=== SOURCE MATERIAL ===

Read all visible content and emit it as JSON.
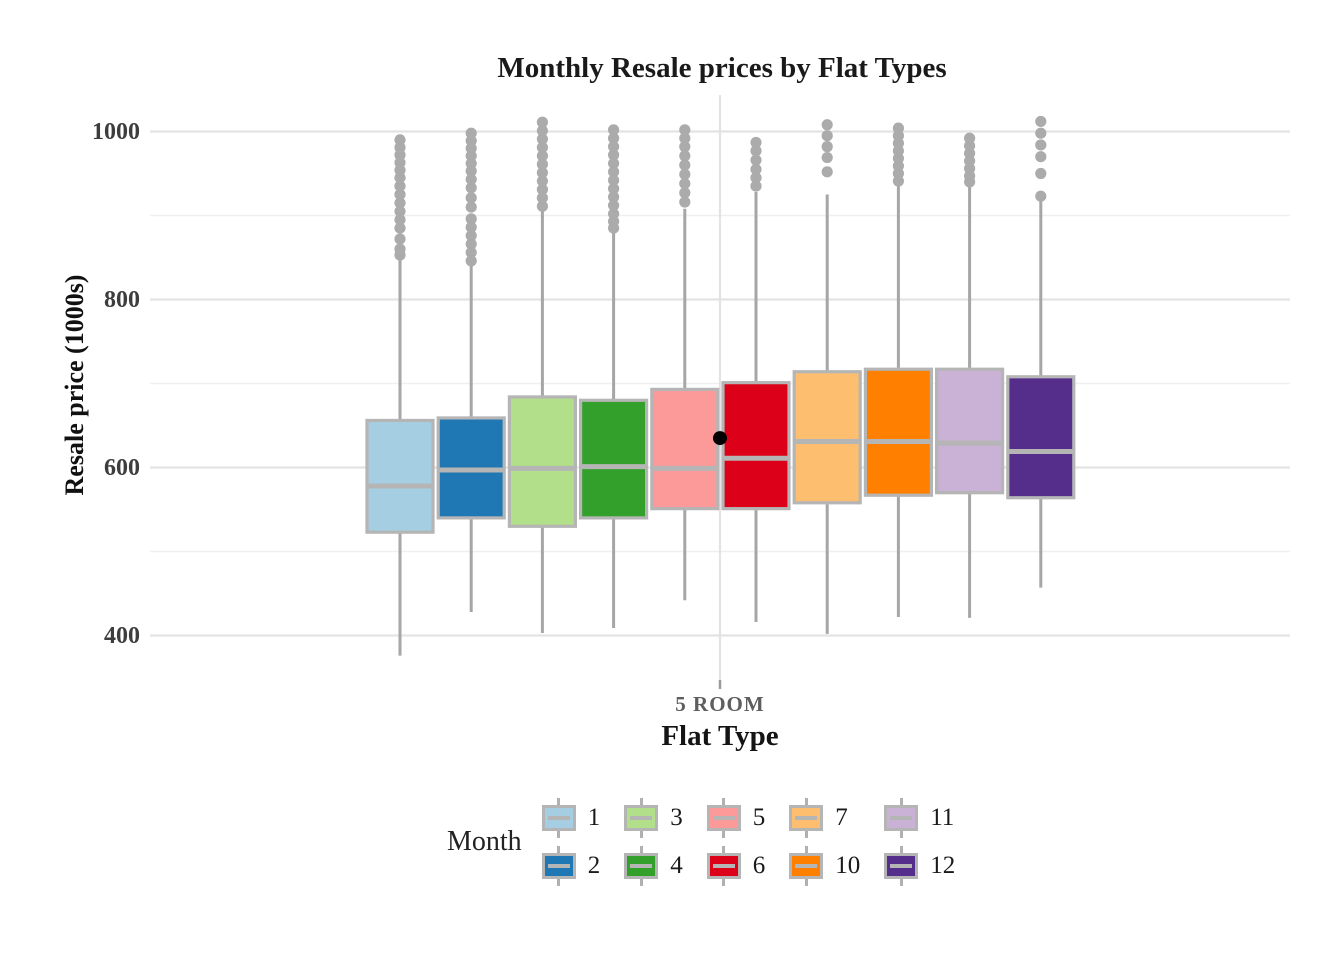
{
  "chart_data": {
    "type": "boxplot",
    "title": "Monthly Resale prices by Flat Types",
    "xlabel": "Flat Type",
    "ylabel": "Resale price (1000s)",
    "category": "5 ROOM",
    "ylim": [
      347,
      1043
    ],
    "yticks": [
      400,
      600,
      800,
      1000
    ],
    "yticks_minor": [
      500,
      700,
      900
    ],
    "grid": "horizontal major and minor lines; one vertical major line at category center",
    "legend": {
      "title": "Month",
      "position": "bottom"
    },
    "mean_point": {
      "category": "5 ROOM",
      "value": 635,
      "color": "#000000"
    },
    "series": [
      {
        "month": "1",
        "color": "#a6cee3",
        "whisker_low": 376,
        "q1": 523,
        "median": 578,
        "q3": 656,
        "whisker_high": 849,
        "outliers": [
          853,
          860,
          872,
          885,
          895,
          905,
          915,
          925,
          935,
          945,
          954,
          963,
          972,
          981,
          990
        ]
      },
      {
        "month": "2",
        "color": "#1f78b4",
        "whisker_low": 428,
        "q1": 540,
        "median": 597,
        "q3": 659,
        "whisker_high": 843,
        "outliers": [
          846,
          856,
          866,
          876,
          886,
          896,
          910,
          921,
          933,
          943,
          953,
          962,
          971,
          980,
          989,
          998
        ]
      },
      {
        "month": "3",
        "color": "#b2df8a",
        "whisker_low": 403,
        "q1": 530,
        "median": 599,
        "q3": 684,
        "whisker_high": 908,
        "outliers": [
          911,
          921,
          931,
          941,
          951,
          961,
          971,
          981,
          991,
          1001,
          1011
        ]
      },
      {
        "month": "4",
        "color": "#33a02c",
        "whisker_low": 409,
        "q1": 540,
        "median": 601,
        "q3": 680,
        "whisker_high": 884,
        "outliers": [
          885,
          893,
          902,
          912,
          922,
          932,
          942,
          952,
          962,
          972,
          982,
          992,
          1002
        ]
      },
      {
        "month": "5",
        "color": "#fb9a99",
        "whisker_low": 442,
        "q1": 551,
        "median": 599,
        "q3": 693,
        "whisker_high": 908,
        "outliers": [
          916,
          927,
          938,
          949,
          960,
          971,
          982,
          992,
          1002
        ]
      },
      {
        "month": "6",
        "color": "#dc0018",
        "whisker_low": 416,
        "q1": 551,
        "median": 611,
        "q3": 701,
        "whisker_high": 928,
        "outliers": [
          935,
          945,
          955,
          966,
          977,
          987
        ]
      },
      {
        "month": "7",
        "color": "#fdbf6f",
        "whisker_low": 402,
        "q1": 558,
        "median": 631,
        "q3": 714,
        "whisker_high": 925,
        "outliers": [
          952,
          969,
          982,
          995,
          1008
        ]
      },
      {
        "month": "10",
        "color": "#ff7f00",
        "whisker_low": 422,
        "q1": 567,
        "median": 631,
        "q3": 717,
        "whisker_high": 938,
        "outliers": [
          941,
          950,
          959,
          968,
          977,
          986,
          995,
          1004
        ]
      },
      {
        "month": "11",
        "color": "#cab2d6",
        "whisker_low": 421,
        "q1": 570,
        "median": 629,
        "q3": 717,
        "whisker_high": 938,
        "outliers": [
          940,
          947,
          956,
          965,
          974,
          983,
          992
        ]
      },
      {
        "month": "12",
        "color": "#552d8a",
        "whisker_low": 457,
        "q1": 564,
        "median": 619,
        "q3": 708,
        "whisker_high": 920,
        "outliers": [
          923,
          950,
          970,
          984,
          998,
          1012
        ]
      }
    ]
  },
  "style": {
    "box_border": "#b5b5b5",
    "median_line": "#b5b5b5",
    "whisker": "#a6a6a6",
    "outlier_dot": "#ababab",
    "grid_major": "#e3e3e3",
    "grid_minor": "#efefef",
    "axis_tick_mark": "#9a9a9a",
    "tick_label": "#3d3d3d",
    "category_label": "#5e5e5e",
    "text": "#1a1a1a"
  }
}
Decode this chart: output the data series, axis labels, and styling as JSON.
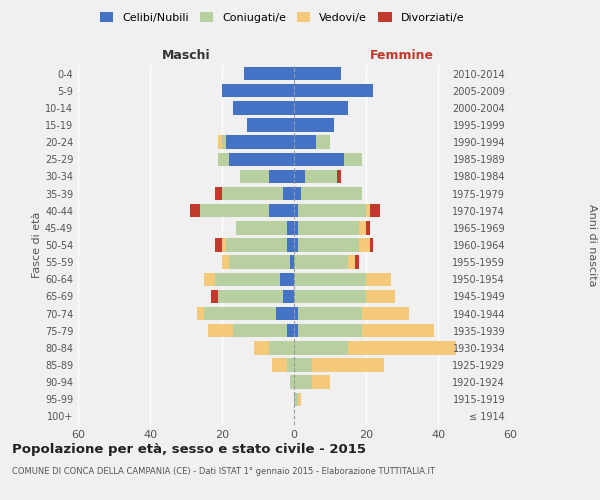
{
  "age_groups": [
    "100+",
    "95-99",
    "90-94",
    "85-89",
    "80-84",
    "75-79",
    "70-74",
    "65-69",
    "60-64",
    "55-59",
    "50-54",
    "45-49",
    "40-44",
    "35-39",
    "30-34",
    "25-29",
    "20-24",
    "15-19",
    "10-14",
    "5-9",
    "0-4"
  ],
  "birth_years": [
    "≤ 1914",
    "1915-1919",
    "1920-1924",
    "1925-1929",
    "1930-1934",
    "1935-1939",
    "1940-1944",
    "1945-1949",
    "1950-1954",
    "1955-1959",
    "1960-1964",
    "1965-1969",
    "1970-1974",
    "1975-1979",
    "1980-1984",
    "1985-1989",
    "1990-1994",
    "1995-1999",
    "2000-2004",
    "2005-2009",
    "2010-2014"
  ],
  "males": {
    "celibi": [
      0,
      0,
      0,
      0,
      0,
      2,
      5,
      3,
      4,
      1,
      2,
      2,
      7,
      3,
      7,
      18,
      19,
      13,
      17,
      20,
      14
    ],
    "coniugati": [
      0,
      0,
      1,
      2,
      7,
      15,
      20,
      18,
      18,
      17,
      17,
      14,
      19,
      17,
      8,
      3,
      1,
      0,
      0,
      0,
      0
    ],
    "vedovi": [
      0,
      0,
      0,
      4,
      4,
      7,
      2,
      0,
      3,
      2,
      1,
      0,
      0,
      0,
      0,
      0,
      1,
      0,
      0,
      0,
      0
    ],
    "divorziati": [
      0,
      0,
      0,
      0,
      0,
      0,
      0,
      2,
      0,
      0,
      2,
      0,
      3,
      2,
      0,
      0,
      0,
      0,
      0,
      0,
      0
    ]
  },
  "females": {
    "nubili": [
      0,
      0,
      0,
      0,
      0,
      1,
      1,
      0,
      0,
      0,
      1,
      1,
      1,
      2,
      3,
      14,
      6,
      11,
      15,
      22,
      13
    ],
    "coniugate": [
      0,
      1,
      5,
      5,
      15,
      18,
      18,
      20,
      20,
      15,
      17,
      17,
      19,
      17,
      9,
      5,
      4,
      0,
      0,
      0,
      0
    ],
    "vedove": [
      0,
      1,
      5,
      20,
      30,
      20,
      13,
      8,
      7,
      2,
      3,
      2,
      1,
      0,
      0,
      0,
      0,
      0,
      0,
      0,
      0
    ],
    "divorziate": [
      0,
      0,
      0,
      0,
      0,
      0,
      0,
      0,
      0,
      1,
      1,
      1,
      3,
      0,
      1,
      0,
      0,
      0,
      0,
      0,
      0
    ]
  },
  "colors": {
    "celibi": "#4472c4",
    "coniugati": "#b8cfa0",
    "vedovi": "#f5c97a",
    "divorziati": "#c0392b"
  },
  "xlim": 60,
  "title": "Popolazione per età, sesso e stato civile - 2015",
  "subtitle": "COMUNE DI CONCA DELLA CAMPANIA (CE) - Dati ISTAT 1° gennaio 2015 - Elaborazione TUTTITALIA.IT",
  "ylabel_left": "Fasce di età",
  "ylabel_right": "Anni di nascita",
  "legend_labels": [
    "Celibi/Nubili",
    "Coniugati/e",
    "Vedovi/e",
    "Divorziati/e"
  ],
  "background_color": "#f0f0f0"
}
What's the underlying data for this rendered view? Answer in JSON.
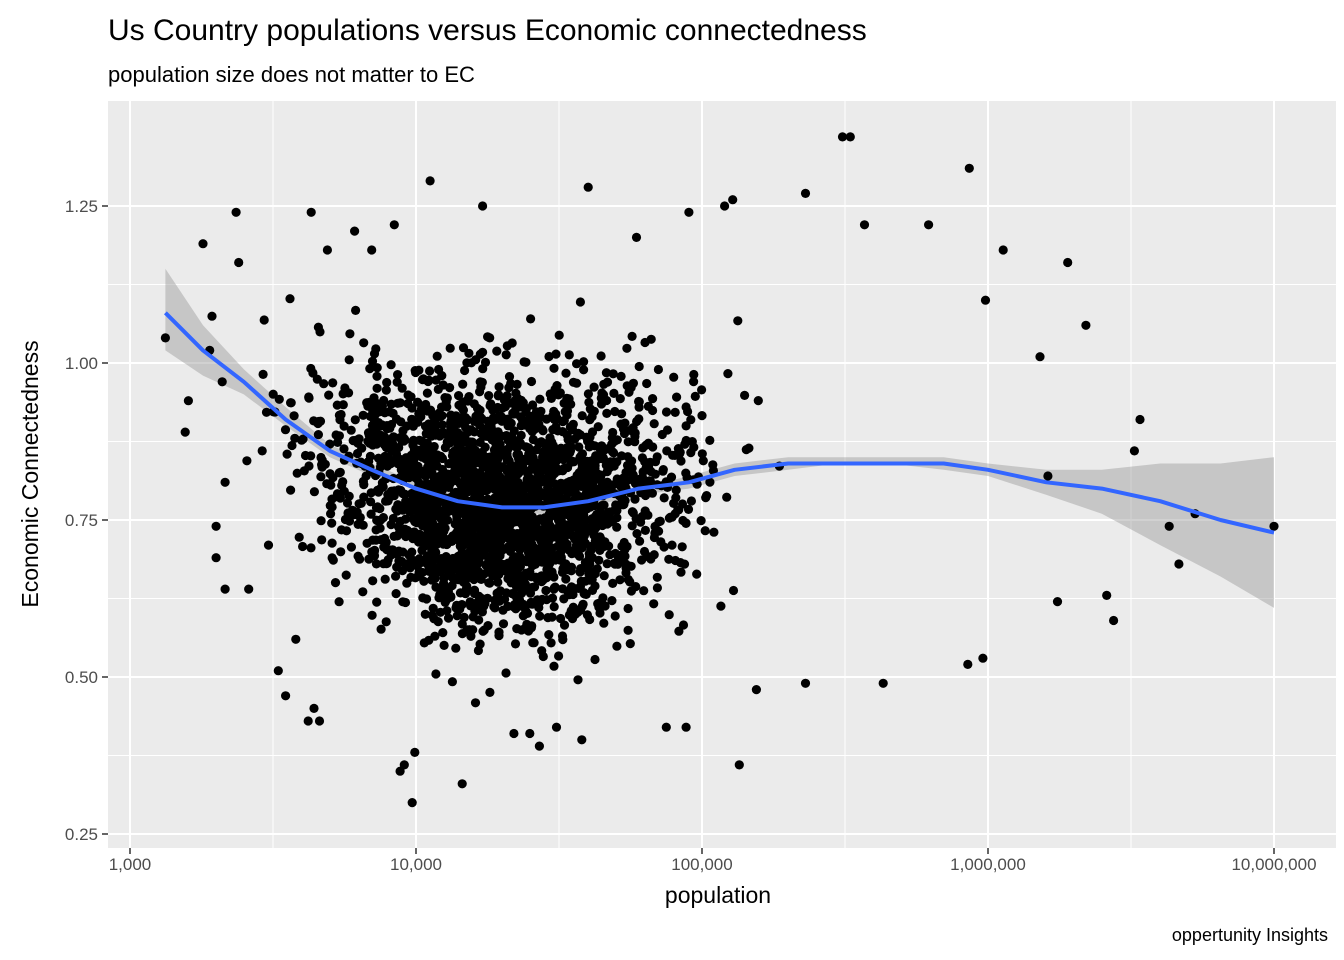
{
  "chart_data": {
    "type": "scatter",
    "title": "Us Country populations versus Economic connectedness",
    "subtitle": "population size does not matter to EC",
    "caption": "oppertunity Insights",
    "xlabel": "population",
    "ylabel": "Economic Connectedness",
    "x_scale": "log10",
    "xlim": [
      1000,
      12000000
    ],
    "ylim": [
      0.25,
      1.39
    ],
    "x_ticks": [
      {
        "value": 1000,
        "label": "1,000"
      },
      {
        "value": 10000,
        "label": "10,000"
      },
      {
        "value": 100000,
        "label": "100,000"
      },
      {
        "value": 1000000,
        "label": "1,000,000"
      },
      {
        "value": 10000000,
        "label": "10,000,000"
      }
    ],
    "y_ticks": [
      {
        "value": 0.25,
        "label": "0.25"
      },
      {
        "value": 0.5,
        "label": "0.50"
      },
      {
        "value": 0.75,
        "label": "0.75"
      },
      {
        "value": 1.0,
        "label": "1.00"
      },
      {
        "value": 1.25,
        "label": "1.25"
      }
    ],
    "grid": true,
    "colors": {
      "panel": "#ebebeb",
      "grid_major": "#ffffff",
      "point": "#000000",
      "smooth_line": "#3366ff",
      "ribbon": "#999999"
    },
    "series": [
      {
        "type": "scatter",
        "points": [
          [
            1330,
            1.04
          ],
          [
            1600,
            0.94
          ],
          [
            1560,
            0.89
          ],
          [
            1800,
            1.19
          ],
          [
            1900,
            1.02
          ],
          [
            2100,
            0.97
          ],
          [
            2000,
            0.74
          ],
          [
            2000,
            0.69
          ],
          [
            2150,
            0.81
          ],
          [
            2150,
            0.64
          ],
          [
            2350,
            1.24
          ],
          [
            2400,
            1.16
          ],
          [
            2600,
            0.64
          ],
          [
            2900,
            0.86
          ],
          [
            3050,
            0.71
          ],
          [
            3300,
            0.51
          ],
          [
            3500,
            0.47
          ],
          [
            3800,
            0.56
          ],
          [
            4200,
            0.43
          ],
          [
            4400,
            0.45
          ],
          [
            4600,
            0.43
          ],
          [
            4300,
            1.24
          ],
          [
            4900,
            1.18
          ],
          [
            6100,
            1.21
          ],
          [
            7000,
            1.18
          ],
          [
            8400,
            1.22
          ],
          [
            8800,
            0.35
          ],
          [
            9100,
            0.36
          ],
          [
            9700,
            0.3
          ],
          [
            9900,
            0.38
          ],
          [
            11200,
            1.29
          ],
          [
            14500,
            0.33
          ],
          [
            17100,
            1.25
          ],
          [
            22000,
            0.41
          ],
          [
            25000,
            0.41
          ],
          [
            27000,
            0.39
          ],
          [
            31000,
            0.42
          ],
          [
            38000,
            0.4
          ],
          [
            40000,
            1.28
          ],
          [
            59000,
            1.2
          ],
          [
            75000,
            0.42
          ],
          [
            90000,
            1.24
          ],
          [
            88000,
            0.42
          ],
          [
            120000,
            1.25
          ],
          [
            128000,
            1.26
          ],
          [
            135000,
            0.36
          ],
          [
            155000,
            0.48
          ],
          [
            230000,
            1.27
          ],
          [
            230000,
            0.49
          ],
          [
            310000,
            1.36
          ],
          [
            330000,
            1.36
          ],
          [
            370000,
            1.22
          ],
          [
            430000,
            0.49
          ],
          [
            620000,
            1.22
          ],
          [
            860000,
            1.31
          ],
          [
            850000,
            0.52
          ],
          [
            960000,
            0.53
          ],
          [
            980000,
            1.1
          ],
          [
            1130000,
            1.18
          ],
          [
            1900000,
            1.16
          ],
          [
            2200000,
            1.06
          ],
          [
            1520000,
            1.01
          ],
          [
            1620000,
            0.82
          ],
          [
            1750000,
            0.62
          ],
          [
            2600000,
            0.63
          ],
          [
            2750000,
            0.59
          ],
          [
            3250000,
            0.86
          ],
          [
            3400000,
            0.91
          ],
          [
            4300000,
            0.74
          ],
          [
            4650000,
            0.68
          ],
          [
            5300000,
            0.76
          ],
          [
            10000000,
            0.74
          ]
        ]
      },
      {
        "type": "smooth",
        "name": "",
        "points": [
          [
            1330,
            1.08
          ],
          [
            1800,
            1.02
          ],
          [
            2500,
            0.97
          ],
          [
            3500,
            0.91
          ],
          [
            5000,
            0.86
          ],
          [
            7000,
            0.83
          ],
          [
            10000,
            0.8
          ],
          [
            14000,
            0.78
          ],
          [
            20000,
            0.77
          ],
          [
            28000,
            0.77
          ],
          [
            40000,
            0.78
          ],
          [
            60000,
            0.8
          ],
          [
            90000,
            0.81
          ],
          [
            130000,
            0.83
          ],
          [
            200000,
            0.84
          ],
          [
            300000,
            0.84
          ],
          [
            450000,
            0.84
          ],
          [
            700000,
            0.84
          ],
          [
            1000000,
            0.83
          ],
          [
            1600000,
            0.81
          ],
          [
            2500000,
            0.8
          ],
          [
            4000000,
            0.78
          ],
          [
            6500000,
            0.75
          ],
          [
            10000000,
            0.73
          ]
        ],
        "ci_upper": [
          [
            1330,
            1.15
          ],
          [
            1800,
            1.06
          ],
          [
            2500,
            0.99
          ],
          [
            3500,
            0.93
          ],
          [
            5000,
            0.87
          ],
          [
            7000,
            0.84
          ],
          [
            10000,
            0.81
          ],
          [
            14000,
            0.79
          ],
          [
            20000,
            0.78
          ],
          [
            28000,
            0.78
          ],
          [
            40000,
            0.79
          ],
          [
            60000,
            0.8
          ],
          [
            90000,
            0.82
          ],
          [
            130000,
            0.84
          ],
          [
            200000,
            0.85
          ],
          [
            300000,
            0.85
          ],
          [
            450000,
            0.85
          ],
          [
            700000,
            0.85
          ],
          [
            1000000,
            0.84
          ],
          [
            1600000,
            0.83
          ],
          [
            2500000,
            0.83
          ],
          [
            4000000,
            0.84
          ],
          [
            6500000,
            0.84
          ],
          [
            10000000,
            0.85
          ]
        ],
        "ci_lower": [
          [
            1330,
            1.02
          ],
          [
            1800,
            0.98
          ],
          [
            2500,
            0.95
          ],
          [
            3500,
            0.9
          ],
          [
            5000,
            0.85
          ],
          [
            7000,
            0.82
          ],
          [
            10000,
            0.8
          ],
          [
            14000,
            0.77
          ],
          [
            20000,
            0.76
          ],
          [
            28000,
            0.76
          ],
          [
            40000,
            0.77
          ],
          [
            60000,
            0.79
          ],
          [
            90000,
            0.8
          ],
          [
            130000,
            0.82
          ],
          [
            200000,
            0.83
          ],
          [
            300000,
            0.84
          ],
          [
            450000,
            0.84
          ],
          [
            700000,
            0.83
          ],
          [
            1000000,
            0.82
          ],
          [
            1600000,
            0.79
          ],
          [
            2500000,
            0.76
          ],
          [
            4000000,
            0.71
          ],
          [
            6500000,
            0.66
          ],
          [
            10000000,
            0.61
          ]
        ]
      }
    ],
    "dense_cloud": {
      "note": "",
      "rows": []
    }
  }
}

===

[WHAT THE TASK REQUIRES]:
List every line above containing the word "Economic".

[THE OUTPUT]:
    "title": "Us Country populations versus Economic connectedness",
    "ylabel": "Economic Connectedness",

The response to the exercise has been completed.